> [STATED TASK] Every line from the one containing "Type out the text in this image." to the final line of the material below must be reproduced exactly; leave out all other lines.

> [DATA FOR THE TASK]
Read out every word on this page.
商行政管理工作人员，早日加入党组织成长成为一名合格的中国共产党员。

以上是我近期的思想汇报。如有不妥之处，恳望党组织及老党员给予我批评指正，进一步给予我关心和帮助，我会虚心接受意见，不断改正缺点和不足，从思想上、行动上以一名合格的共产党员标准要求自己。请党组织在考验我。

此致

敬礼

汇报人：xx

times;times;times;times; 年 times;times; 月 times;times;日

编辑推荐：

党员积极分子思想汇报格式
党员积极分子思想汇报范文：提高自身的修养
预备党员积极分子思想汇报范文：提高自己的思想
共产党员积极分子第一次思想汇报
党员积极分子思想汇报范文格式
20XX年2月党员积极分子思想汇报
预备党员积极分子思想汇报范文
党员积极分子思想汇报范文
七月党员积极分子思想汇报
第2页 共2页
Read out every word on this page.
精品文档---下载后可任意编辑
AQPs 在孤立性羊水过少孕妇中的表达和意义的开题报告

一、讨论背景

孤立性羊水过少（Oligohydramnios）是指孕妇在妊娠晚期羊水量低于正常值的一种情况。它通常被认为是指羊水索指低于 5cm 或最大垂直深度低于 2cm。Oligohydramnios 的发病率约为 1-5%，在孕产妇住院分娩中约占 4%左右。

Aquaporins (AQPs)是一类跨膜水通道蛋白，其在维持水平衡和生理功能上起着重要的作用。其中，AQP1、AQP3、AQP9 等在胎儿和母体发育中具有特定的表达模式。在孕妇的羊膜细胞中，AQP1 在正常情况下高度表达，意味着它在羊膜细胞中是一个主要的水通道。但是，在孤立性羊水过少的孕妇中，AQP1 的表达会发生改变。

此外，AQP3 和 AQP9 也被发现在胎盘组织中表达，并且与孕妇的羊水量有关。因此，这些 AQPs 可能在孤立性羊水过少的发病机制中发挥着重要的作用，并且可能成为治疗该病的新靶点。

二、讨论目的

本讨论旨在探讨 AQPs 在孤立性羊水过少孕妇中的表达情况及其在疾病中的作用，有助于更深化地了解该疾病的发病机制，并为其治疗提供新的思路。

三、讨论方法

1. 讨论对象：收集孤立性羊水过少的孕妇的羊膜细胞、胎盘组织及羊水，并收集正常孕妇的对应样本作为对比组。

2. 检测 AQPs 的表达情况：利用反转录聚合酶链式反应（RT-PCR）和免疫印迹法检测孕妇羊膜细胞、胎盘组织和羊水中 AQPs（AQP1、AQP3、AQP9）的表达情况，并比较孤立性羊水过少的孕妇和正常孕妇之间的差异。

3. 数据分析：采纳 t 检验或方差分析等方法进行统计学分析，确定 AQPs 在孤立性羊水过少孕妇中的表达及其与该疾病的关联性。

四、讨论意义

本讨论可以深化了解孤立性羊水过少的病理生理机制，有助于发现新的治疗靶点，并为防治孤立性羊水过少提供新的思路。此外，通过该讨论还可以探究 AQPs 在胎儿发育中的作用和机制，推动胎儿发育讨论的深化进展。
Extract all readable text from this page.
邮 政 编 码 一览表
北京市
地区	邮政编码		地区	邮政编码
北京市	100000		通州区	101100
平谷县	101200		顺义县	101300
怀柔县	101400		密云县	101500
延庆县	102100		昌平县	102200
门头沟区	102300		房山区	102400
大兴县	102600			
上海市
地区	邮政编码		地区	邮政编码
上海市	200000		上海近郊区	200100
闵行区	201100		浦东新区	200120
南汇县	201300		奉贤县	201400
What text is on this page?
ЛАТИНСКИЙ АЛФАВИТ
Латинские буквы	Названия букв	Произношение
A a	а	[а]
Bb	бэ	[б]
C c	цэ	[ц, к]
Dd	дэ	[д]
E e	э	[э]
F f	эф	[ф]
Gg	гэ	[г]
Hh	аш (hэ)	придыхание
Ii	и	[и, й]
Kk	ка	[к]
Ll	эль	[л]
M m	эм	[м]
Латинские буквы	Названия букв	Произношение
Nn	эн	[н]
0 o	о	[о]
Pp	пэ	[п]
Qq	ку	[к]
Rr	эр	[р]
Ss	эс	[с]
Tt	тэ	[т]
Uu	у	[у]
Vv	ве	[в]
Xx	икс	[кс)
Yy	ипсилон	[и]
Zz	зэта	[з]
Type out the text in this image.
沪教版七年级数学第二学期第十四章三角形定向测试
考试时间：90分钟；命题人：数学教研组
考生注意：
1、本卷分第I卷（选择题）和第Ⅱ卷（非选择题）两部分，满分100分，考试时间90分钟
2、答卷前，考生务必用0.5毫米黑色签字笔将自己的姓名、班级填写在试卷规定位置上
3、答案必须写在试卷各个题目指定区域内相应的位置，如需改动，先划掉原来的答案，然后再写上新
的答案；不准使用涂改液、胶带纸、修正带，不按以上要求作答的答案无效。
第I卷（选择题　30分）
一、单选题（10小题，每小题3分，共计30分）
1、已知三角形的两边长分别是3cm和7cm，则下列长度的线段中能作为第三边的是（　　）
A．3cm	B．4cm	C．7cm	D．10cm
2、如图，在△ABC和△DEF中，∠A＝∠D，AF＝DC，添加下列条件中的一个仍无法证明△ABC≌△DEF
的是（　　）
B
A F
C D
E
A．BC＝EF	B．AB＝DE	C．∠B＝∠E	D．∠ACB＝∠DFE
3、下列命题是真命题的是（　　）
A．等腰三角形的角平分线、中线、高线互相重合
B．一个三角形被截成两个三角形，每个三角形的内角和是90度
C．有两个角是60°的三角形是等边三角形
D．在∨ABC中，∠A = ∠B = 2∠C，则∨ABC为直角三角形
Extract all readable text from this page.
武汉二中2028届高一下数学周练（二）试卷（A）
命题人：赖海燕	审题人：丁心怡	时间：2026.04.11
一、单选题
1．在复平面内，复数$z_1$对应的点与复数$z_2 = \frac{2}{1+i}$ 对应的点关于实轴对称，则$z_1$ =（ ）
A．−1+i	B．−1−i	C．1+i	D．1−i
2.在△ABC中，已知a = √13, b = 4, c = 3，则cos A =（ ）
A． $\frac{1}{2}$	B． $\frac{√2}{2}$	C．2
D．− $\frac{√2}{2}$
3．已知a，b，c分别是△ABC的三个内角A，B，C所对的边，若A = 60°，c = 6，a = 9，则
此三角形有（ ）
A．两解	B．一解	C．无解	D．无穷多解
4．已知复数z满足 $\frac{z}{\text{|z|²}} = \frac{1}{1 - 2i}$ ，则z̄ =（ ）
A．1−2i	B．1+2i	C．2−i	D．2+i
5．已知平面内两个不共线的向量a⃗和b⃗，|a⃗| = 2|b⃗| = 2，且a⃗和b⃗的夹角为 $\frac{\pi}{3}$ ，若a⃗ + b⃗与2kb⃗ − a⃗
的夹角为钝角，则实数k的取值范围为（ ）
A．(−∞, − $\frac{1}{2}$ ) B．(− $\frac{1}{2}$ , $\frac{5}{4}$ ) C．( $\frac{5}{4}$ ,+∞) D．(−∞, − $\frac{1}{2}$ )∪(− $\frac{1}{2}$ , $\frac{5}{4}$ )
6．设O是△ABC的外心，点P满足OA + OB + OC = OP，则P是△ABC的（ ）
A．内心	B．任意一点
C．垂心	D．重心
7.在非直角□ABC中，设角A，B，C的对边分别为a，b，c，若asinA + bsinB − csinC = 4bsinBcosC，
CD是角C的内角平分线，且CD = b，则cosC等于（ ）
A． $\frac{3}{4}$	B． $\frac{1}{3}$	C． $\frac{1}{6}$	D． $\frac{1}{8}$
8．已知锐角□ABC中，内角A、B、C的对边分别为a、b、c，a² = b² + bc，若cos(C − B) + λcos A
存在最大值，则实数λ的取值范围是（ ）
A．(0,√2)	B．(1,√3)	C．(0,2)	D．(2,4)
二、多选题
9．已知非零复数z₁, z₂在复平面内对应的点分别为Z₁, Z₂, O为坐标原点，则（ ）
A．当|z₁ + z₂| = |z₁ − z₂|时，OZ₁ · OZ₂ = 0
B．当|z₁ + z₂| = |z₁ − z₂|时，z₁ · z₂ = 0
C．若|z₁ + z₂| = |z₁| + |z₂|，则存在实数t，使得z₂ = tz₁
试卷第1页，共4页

> [SOLVED EXERCISE]
Type out the text in this image.
沪教版七年级数学第二学期第十四章三角形定向测试
考试时间：90分钟；命题人：数学教研组
考生注意：
1、本卷分第I卷（选择题）和第Ⅱ卷（非选择题）两部分，满分100分，考试时间90分钟
2、答卷前，考生务必用0.5毫米黑色签字笔将自己的姓名、班级填写在试卷规定位置上
3、答案必须写在试卷各个题目指定区域内相应的位置，如需改动，先划掉原来的答案，然后再写上新
的答案；不准使用涂改液、胶带纸、修正带，不按以上要求作答的答案无效。
第I卷（选择题　30分）
一、单选题（10小题，每小题3分，共计30分）
1、已知三角形的两边长分别是3cm和7cm，则下列长度的线段中能作为第三边的是（　　）
A．3cm	B．4cm	C．7cm	D．10cm
2、如图，在△ABC和△DEF中，∠A＝∠D，AF＝DC，添加下列条件中的一个仍无法证明△ABC≌△DEF
的是（　　）
B
A F
C D
E
A．BC＝EF	B．AB＝DE	C．∠B＝∠E	D．∠ACB＝∠DFE
3、下列命题是真命题的是（　　）
A．等腰三角形的角平分线、中线、高线互相重合
B．一个三角形被截成两个三角形，每个三角形的内角和是90度
C．有两个角是60°的三角形是等边三角形
D．在∨ABC中，∠A = ∠B = 2∠C，则∨ABC为直角三角形
Extract all readable text from this page.
武汉二中2028届高一下数学周练（二）试卷（A）
命题人：赖海燕	审题人：丁心怡	时间：2026.04.11
一、单选题
1．在复平面内，复数$z_1$对应的点与复数$z_2 = \frac{2}{1+i}$ 对应的点关于实轴对称，则$z_1$ =（ ）
A．−1+i	B．−1−i	C．1+i	D．1−i
2.在△ABC中，已知a = √13, b = 4, c = 3，则cos A =（ ）
A． $\frac{1}{2}$	B． $\frac{√2}{2}$	C．2
D．− $\frac{√2}{2}$
3．已知a，b，c分别是△ABC的三个内角A，B，C所对的边，若A = 60°，c = 6，a = 9，则
此三角形有（ ）
A．两解	B．一解	C．无解	D．无穷多解
4．已知复数z满足 $\frac{z}{\text{|z|²}} = \frac{1}{1 - 2i}$ ，则z̄ =（ ）
A．1−2i	B．1+2i	C．2−i	D．2+i
5．已知平面内两个不共线的向量a⃗和b⃗，|a⃗| = 2|b⃗| = 2，且a⃗和b⃗的夹角为 $\frac{\pi}{3}$ ，若a⃗ + b⃗与2kb⃗ − a⃗
的夹角为钝角，则实数k的取值范围为（ ）
A．(−∞, − $\frac{1}{2}$ ) B．(− $\frac{1}{2}$ , $\frac{5}{4}$ ) C．( $\frac{5}{4}$ ,+∞) D．(−∞, − $\frac{1}{2}$ )∪(− $\frac{1}{2}$ , $\frac{5}{4}$ )
6．设O是△ABC的外心，点P满足OA + OB + OC = OP，则P是△ABC的（ ）
A．内心	B．任意一点
C．垂心	D．重心
7.在非直角□ABC中，设角A，B，C的对边分别为a，b，c，若asinA + bsinB − csinC = 4bsinBcosC，
CD是角C的内角平分线，且CD = b，则cosC等于（ ）
A． $\frac{3}{4}$	B． $\frac{1}{3}$	C． $\frac{1}{6}$	D． $\frac{1}{8}$
8．已知锐角□ABC中，内角A、B、C的对边分别为a、b、c，a² = b² + bc，若cos(C − B) + λcos A
存在最大值，则实数λ的取值范围是（ ）
A．(0,√2)	B．(1,√3)	C．(0,2)	D．(2,4)
二、多选题
9．已知非零复数z₁, z₂在复平面内对应的点分别为Z₁, Z₂, O为坐标原点，则（ ）
A．当|z₁ + z₂| = |z₁ − z₂|时，OZ₁ · OZ₂ = 0
B．当|z₁ + z₂| = |z₁ − z₂|时，z₁ · z₂ = 0
C．若|z₁ + z₂| = |z₁| + |z₂|，则存在实数t，使得z₂ = tz₁
试卷第1页，共4页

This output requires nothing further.